▸ WHAT YOU WILL DO
Go through the entries below and copy each line that holds the word "values".

[[ EXERCISE INPUTS, beginning ]]

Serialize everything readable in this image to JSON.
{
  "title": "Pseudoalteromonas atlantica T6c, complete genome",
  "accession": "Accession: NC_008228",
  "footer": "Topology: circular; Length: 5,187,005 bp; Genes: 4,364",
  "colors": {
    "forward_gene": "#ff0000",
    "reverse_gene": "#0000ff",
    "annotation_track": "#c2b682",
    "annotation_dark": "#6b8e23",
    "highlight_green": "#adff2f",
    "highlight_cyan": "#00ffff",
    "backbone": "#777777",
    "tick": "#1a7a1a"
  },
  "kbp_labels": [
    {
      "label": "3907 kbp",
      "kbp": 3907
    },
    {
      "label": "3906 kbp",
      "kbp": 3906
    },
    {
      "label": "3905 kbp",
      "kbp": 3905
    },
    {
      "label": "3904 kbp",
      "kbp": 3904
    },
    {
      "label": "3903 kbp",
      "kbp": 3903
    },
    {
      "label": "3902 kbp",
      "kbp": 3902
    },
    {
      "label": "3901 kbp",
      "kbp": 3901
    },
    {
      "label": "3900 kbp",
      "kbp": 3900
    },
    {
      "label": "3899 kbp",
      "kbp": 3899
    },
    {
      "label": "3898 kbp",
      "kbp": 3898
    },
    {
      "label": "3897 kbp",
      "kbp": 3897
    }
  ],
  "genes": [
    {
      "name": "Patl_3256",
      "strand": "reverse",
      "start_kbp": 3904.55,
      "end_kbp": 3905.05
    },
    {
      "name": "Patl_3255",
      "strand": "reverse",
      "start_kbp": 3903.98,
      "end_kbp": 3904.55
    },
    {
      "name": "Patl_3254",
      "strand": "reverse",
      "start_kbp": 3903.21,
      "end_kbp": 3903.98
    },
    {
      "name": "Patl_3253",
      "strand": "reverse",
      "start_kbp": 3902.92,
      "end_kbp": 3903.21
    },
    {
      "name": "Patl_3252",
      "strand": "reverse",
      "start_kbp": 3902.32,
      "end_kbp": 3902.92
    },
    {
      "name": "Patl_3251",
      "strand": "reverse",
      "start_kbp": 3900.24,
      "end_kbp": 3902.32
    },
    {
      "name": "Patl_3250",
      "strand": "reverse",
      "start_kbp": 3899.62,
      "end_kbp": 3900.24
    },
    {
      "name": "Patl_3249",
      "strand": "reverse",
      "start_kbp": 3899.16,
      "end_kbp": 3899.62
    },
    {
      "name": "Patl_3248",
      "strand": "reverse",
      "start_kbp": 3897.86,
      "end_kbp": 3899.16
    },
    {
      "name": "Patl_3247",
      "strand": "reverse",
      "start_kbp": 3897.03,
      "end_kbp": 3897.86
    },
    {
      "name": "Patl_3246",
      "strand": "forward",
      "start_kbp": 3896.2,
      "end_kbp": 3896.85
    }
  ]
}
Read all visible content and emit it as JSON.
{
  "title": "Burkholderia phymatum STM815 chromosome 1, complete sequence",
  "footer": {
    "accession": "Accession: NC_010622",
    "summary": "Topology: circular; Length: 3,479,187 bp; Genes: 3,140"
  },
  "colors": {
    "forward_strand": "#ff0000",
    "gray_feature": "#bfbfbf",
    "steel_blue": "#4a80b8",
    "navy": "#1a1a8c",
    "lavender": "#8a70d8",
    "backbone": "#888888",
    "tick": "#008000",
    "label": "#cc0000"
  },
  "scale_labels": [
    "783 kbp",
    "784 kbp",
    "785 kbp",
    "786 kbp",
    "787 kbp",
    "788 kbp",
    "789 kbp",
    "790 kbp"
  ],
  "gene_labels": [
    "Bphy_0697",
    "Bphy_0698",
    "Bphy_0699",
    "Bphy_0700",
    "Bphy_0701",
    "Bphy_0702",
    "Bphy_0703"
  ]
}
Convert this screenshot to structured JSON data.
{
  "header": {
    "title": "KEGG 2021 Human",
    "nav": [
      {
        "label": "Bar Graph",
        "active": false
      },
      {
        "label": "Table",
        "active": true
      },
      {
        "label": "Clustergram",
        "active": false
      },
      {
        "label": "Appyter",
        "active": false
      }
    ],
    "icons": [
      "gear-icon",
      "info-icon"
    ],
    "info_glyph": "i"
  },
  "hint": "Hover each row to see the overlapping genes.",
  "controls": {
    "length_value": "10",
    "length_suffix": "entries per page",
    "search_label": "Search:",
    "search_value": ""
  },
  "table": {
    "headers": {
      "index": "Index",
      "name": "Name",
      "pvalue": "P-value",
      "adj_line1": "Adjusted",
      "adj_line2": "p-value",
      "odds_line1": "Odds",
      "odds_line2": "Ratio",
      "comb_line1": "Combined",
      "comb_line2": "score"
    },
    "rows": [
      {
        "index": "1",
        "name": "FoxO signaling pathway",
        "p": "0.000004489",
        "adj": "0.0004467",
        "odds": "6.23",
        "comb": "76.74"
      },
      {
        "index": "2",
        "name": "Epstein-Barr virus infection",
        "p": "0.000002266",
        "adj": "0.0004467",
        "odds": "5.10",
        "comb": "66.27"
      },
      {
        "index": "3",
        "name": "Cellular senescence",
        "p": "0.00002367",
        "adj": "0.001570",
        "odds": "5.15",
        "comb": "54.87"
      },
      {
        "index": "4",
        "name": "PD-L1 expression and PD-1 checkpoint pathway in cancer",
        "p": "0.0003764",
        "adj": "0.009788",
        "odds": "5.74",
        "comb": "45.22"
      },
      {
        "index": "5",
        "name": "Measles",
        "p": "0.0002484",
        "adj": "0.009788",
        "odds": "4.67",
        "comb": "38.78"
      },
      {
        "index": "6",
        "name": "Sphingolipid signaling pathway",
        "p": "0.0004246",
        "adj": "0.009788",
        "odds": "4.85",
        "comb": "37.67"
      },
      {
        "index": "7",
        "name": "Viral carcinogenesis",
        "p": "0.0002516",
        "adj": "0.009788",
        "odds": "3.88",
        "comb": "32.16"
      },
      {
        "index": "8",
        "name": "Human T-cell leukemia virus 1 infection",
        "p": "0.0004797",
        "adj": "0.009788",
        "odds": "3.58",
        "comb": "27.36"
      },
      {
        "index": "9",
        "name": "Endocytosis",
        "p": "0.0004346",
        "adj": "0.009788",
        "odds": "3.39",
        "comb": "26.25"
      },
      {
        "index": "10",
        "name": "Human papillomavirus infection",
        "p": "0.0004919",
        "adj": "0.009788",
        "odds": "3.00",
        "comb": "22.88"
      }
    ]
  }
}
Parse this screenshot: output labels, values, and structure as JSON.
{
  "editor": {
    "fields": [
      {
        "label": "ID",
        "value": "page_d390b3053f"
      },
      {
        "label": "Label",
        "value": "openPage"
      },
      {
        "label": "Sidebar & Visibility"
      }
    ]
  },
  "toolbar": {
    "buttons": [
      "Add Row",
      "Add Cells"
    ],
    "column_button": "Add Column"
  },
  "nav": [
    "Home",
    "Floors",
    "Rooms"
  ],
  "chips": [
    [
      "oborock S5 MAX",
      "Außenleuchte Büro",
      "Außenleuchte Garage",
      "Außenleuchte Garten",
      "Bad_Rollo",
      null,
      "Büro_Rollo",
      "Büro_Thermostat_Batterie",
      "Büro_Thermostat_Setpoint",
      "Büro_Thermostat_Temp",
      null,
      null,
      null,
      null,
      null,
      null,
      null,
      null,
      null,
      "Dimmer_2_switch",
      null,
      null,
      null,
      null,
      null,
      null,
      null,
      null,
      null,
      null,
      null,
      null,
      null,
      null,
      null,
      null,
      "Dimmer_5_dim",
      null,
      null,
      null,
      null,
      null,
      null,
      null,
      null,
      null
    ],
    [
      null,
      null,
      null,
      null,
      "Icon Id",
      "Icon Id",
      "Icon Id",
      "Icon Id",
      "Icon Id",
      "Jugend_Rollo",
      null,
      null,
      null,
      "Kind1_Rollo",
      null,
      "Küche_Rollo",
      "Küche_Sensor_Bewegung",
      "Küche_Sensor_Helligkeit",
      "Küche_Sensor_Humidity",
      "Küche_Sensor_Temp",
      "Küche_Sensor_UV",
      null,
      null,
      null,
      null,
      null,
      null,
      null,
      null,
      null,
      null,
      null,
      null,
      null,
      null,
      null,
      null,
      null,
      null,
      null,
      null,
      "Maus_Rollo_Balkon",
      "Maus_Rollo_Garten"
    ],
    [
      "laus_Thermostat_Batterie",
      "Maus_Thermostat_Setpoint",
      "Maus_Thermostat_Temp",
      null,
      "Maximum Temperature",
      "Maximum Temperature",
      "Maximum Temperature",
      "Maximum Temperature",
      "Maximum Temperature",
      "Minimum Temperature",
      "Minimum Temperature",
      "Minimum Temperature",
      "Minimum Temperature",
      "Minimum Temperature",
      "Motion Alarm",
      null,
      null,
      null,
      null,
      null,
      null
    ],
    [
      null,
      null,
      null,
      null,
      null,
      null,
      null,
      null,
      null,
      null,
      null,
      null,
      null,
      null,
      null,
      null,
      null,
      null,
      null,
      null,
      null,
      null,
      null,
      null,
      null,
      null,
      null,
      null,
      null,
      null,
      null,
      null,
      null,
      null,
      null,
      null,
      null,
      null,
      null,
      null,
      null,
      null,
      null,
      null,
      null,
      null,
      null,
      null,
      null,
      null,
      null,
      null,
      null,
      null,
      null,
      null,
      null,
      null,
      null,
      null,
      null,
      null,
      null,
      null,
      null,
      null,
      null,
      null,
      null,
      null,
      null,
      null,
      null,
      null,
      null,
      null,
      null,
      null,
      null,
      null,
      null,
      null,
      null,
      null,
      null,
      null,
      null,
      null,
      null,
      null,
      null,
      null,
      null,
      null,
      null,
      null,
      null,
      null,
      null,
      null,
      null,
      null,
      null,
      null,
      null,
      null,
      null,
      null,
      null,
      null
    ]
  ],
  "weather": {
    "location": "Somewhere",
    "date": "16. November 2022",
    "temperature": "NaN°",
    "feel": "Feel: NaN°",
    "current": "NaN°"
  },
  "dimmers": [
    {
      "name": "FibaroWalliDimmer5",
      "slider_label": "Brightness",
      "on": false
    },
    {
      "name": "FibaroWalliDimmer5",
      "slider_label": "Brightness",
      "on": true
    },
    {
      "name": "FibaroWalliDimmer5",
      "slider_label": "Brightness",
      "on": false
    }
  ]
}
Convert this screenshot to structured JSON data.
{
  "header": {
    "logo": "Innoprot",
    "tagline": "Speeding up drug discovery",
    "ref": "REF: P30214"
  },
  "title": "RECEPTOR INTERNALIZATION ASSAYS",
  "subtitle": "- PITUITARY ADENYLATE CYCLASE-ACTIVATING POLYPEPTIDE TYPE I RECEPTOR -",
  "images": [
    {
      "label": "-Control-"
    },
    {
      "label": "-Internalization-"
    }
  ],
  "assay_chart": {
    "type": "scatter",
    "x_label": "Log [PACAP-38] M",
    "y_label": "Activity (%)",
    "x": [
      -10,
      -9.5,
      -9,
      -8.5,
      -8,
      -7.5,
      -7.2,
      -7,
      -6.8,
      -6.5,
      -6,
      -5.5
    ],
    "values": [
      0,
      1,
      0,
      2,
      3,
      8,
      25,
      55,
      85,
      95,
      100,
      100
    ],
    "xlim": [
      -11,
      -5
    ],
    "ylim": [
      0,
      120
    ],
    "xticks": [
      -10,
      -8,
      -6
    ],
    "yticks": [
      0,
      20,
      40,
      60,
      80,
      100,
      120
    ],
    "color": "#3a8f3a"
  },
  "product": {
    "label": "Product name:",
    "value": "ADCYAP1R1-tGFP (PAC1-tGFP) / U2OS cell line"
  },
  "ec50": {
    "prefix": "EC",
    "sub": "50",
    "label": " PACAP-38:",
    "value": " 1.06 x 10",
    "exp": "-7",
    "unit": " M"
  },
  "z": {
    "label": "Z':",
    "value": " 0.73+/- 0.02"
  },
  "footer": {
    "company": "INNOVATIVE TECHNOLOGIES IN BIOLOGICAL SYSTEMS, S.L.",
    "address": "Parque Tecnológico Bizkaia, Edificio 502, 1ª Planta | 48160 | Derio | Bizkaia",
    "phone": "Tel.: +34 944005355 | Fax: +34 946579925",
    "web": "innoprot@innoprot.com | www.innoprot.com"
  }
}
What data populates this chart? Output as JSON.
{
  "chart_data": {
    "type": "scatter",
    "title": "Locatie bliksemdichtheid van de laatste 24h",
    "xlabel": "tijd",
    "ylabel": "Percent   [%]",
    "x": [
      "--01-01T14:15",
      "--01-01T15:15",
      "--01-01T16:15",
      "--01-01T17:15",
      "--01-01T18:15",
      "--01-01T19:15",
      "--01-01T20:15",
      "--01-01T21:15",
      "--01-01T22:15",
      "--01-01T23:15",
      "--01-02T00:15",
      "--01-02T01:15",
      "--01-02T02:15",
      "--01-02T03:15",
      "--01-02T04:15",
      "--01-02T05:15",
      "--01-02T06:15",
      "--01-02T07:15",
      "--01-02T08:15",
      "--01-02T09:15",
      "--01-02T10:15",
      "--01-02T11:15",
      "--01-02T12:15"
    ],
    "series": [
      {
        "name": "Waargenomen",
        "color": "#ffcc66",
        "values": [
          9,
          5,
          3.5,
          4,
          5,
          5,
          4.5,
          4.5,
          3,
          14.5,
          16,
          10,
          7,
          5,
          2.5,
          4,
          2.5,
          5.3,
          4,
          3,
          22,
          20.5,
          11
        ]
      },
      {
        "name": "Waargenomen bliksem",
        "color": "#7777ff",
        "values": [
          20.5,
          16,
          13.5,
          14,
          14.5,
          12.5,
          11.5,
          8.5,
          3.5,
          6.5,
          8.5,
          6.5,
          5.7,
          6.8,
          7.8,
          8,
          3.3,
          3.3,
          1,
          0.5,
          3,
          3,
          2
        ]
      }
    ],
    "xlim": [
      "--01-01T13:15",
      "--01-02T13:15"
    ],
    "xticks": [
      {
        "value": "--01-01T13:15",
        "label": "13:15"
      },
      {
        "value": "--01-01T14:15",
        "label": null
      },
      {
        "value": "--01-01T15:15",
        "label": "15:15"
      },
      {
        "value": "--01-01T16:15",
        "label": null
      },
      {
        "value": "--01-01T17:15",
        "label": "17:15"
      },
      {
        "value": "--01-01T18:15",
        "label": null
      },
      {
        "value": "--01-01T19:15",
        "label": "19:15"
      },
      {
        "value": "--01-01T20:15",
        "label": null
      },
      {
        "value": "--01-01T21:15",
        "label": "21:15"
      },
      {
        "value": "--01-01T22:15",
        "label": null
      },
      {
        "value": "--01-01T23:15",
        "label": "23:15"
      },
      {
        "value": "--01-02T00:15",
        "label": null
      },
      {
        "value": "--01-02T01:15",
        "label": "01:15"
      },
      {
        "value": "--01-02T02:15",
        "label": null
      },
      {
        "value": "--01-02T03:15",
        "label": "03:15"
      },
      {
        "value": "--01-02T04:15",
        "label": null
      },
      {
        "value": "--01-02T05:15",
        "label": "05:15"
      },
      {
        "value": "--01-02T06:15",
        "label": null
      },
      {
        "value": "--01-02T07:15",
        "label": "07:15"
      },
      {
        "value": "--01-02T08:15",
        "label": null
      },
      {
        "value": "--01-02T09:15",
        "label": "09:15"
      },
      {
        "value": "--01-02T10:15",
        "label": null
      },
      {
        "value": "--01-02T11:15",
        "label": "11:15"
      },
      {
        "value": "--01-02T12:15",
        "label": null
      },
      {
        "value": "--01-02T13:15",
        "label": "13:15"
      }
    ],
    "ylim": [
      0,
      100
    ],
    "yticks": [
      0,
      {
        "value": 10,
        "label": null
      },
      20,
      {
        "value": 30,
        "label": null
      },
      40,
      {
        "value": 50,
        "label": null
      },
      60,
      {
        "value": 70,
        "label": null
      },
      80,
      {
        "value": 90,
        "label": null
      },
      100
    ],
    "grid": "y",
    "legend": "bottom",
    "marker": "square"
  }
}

[[ EXERCISE INPUTS, end ]]

▸ RESPONSE TO THE TASK
Parse this screenshot: output labels, values, and structure as JSON.
    "values": [
        "values": [
        "values": [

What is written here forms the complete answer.